● **What you are asked to do**
In the news article on Rumsfeld's leadership, what about Rumsfeld's handling of military transformation after the Sept. 11 attacks impressed Blum? Answer in one to three sentences.

● **Document section**
· · ·
An official website of the United States government
Here's how you know
A .mil website belongs to an official U.S. Department of Defense organization in the United States.
A lock (lock ) or https:// means you’ve safely connected to the .mil website. Share sensitive information only on official, secure websites.

Home : News
NEWS | Nov. 30, 2006

National Guard Chief Praises Rumsfeld's Leadership, Vision

By Donna Miles American Forces Press Service

EL PASO, Texas - As Defense Secretary Donald Rumsfeld prepares to leave the office he's held for almost six years, the chief of the National Guard Bureau said the Defense Department and nation are losing "a heck of a leader" who led the department through a difficult and challenging period.

Speaking with American Forces Press Service today during a week-long visit to the border states to observe National Guard operations in support of the U.S. Border Patrol, Army Lt. Gen. H Steven Blum said he'll personally miss Rumsfeld and the strong leadership style he brought DoD. "We're a nation at war, and we don't want a pushover as secretary of defense," he said.

"We're prosecuting this war, and we still don't know exactly what we're dealing with," Blum continued. "It's easy (for people) to criticize, but this is not business as usual."

Blum said he's particularly impressed that Rumsfeld held on to his conviction to transform the military even after the terrorist attacks of Sept. 11, 2001.

"Rumsfeld took on the transformation and modernization of the Pentagon and that whole structure, and then 9-11 got thrown in," he said. Rather than "pushing transformation aside" to focus on the global war on terror -- something Blum said would have been a lot easier than overseeing both simultaneously -- Rumsfeld used the terror war as a "forcing mechanism" to speed up the transformation process.

Blum also credited Rumsfeld with recognizing early on that the military, despite its strengths, can't carry the entire share of the load in conducting the terror war. Other agencies and organizations must step up to the plate and contribute their capabilities as well, the general said.

"We can't put the entire burden on the soldiers, sailors, airmen and Marines," he said. "DoD can't be a one-dog sled that covers everything."

Blum expressed appreciation that Rumsfeld was willing to do what was necessary to serve the Defense Department at such a critical period in the country's history. "Here he is, in his golden years, and who else at that point of their life is going to push himself and work that hard?" he said. "He's a pretty selfless guy and a real patriot."
· · ·
● **Source information**
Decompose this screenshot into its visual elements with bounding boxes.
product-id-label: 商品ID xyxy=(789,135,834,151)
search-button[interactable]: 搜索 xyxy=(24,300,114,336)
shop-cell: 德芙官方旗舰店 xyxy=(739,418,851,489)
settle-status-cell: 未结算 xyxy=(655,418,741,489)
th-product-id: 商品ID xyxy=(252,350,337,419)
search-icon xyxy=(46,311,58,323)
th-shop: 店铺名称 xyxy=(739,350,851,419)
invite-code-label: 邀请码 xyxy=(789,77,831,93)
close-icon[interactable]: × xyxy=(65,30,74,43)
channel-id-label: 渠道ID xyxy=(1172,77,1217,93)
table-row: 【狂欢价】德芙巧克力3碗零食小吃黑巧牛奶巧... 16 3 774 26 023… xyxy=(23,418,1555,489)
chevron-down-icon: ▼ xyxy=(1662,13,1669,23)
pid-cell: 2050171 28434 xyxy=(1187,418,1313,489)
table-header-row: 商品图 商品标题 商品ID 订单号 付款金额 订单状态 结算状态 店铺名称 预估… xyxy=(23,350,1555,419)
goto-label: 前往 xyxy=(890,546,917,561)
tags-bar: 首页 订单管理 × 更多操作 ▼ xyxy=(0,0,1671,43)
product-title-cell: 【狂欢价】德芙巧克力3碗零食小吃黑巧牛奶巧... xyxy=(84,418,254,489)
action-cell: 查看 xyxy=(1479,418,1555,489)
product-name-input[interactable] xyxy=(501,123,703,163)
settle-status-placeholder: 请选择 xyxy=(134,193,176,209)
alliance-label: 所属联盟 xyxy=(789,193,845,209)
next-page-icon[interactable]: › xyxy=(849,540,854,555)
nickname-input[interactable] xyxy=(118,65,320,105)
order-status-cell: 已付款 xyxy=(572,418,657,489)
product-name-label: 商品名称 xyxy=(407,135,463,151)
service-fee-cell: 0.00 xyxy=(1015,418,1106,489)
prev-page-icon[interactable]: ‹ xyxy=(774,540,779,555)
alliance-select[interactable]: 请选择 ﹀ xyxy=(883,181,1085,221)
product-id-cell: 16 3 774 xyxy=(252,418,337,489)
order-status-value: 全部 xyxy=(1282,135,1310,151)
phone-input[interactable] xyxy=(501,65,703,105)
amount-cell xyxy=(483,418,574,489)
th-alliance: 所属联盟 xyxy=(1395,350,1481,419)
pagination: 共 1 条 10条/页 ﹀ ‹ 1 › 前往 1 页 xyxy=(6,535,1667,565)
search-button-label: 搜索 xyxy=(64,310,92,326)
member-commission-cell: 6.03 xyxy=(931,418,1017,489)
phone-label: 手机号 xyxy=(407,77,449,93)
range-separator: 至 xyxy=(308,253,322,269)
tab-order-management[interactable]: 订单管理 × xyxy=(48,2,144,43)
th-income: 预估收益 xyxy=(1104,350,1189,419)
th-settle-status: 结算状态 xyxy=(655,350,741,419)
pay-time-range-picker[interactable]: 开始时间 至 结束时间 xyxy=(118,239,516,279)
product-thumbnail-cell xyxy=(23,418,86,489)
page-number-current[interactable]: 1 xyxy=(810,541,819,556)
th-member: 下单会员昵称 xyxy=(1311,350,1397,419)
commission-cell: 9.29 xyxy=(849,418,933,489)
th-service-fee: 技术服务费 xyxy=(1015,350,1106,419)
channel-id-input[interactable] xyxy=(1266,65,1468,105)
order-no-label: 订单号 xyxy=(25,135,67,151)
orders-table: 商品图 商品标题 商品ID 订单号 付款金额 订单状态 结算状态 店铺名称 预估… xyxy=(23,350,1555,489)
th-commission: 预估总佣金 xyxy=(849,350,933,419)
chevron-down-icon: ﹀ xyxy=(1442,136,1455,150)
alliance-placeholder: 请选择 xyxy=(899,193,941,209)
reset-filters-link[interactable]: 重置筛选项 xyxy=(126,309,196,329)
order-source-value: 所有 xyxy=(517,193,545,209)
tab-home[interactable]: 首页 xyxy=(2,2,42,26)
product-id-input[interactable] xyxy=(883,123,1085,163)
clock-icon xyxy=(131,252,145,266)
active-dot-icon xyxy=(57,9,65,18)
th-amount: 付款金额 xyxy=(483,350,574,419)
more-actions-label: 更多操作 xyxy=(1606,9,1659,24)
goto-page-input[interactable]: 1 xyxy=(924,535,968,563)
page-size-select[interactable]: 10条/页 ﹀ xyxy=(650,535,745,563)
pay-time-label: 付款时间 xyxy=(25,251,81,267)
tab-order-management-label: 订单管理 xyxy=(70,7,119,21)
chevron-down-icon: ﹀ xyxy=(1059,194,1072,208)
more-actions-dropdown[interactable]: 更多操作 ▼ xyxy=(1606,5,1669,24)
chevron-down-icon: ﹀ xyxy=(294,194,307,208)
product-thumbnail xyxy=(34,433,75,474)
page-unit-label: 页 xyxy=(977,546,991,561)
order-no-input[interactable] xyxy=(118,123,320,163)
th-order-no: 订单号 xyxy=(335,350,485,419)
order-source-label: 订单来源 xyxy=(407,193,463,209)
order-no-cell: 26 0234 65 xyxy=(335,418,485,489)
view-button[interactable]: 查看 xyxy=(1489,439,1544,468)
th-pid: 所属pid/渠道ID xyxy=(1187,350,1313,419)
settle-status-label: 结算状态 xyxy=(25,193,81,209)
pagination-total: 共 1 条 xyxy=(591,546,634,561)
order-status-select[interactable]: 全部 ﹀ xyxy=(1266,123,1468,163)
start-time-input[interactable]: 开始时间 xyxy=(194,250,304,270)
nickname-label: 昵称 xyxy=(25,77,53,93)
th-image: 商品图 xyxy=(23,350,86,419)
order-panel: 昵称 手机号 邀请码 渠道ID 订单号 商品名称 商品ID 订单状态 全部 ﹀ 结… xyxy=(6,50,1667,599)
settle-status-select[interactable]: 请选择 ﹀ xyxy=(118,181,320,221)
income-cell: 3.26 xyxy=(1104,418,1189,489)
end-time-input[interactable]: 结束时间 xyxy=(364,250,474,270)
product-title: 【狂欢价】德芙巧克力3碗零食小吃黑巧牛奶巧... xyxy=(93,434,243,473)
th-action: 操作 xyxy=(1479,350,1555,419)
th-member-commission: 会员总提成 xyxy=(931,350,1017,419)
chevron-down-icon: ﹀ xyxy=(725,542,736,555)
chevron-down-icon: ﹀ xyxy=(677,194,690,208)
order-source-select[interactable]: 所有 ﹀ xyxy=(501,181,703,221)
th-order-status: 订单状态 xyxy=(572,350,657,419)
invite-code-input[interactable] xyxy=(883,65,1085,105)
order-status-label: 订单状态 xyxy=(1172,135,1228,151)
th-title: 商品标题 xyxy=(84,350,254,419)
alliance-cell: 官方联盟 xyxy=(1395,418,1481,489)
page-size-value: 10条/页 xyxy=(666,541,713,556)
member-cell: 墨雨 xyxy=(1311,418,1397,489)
· · ·
● **Answer to the problem**
Rumsfeld did not push transformation aside to focus on the global war on terror, which Blum said would have been a lot easier than overseeing both at once. Instead, he used the terror war as a "forcing mechanism" to speed up the transformation process.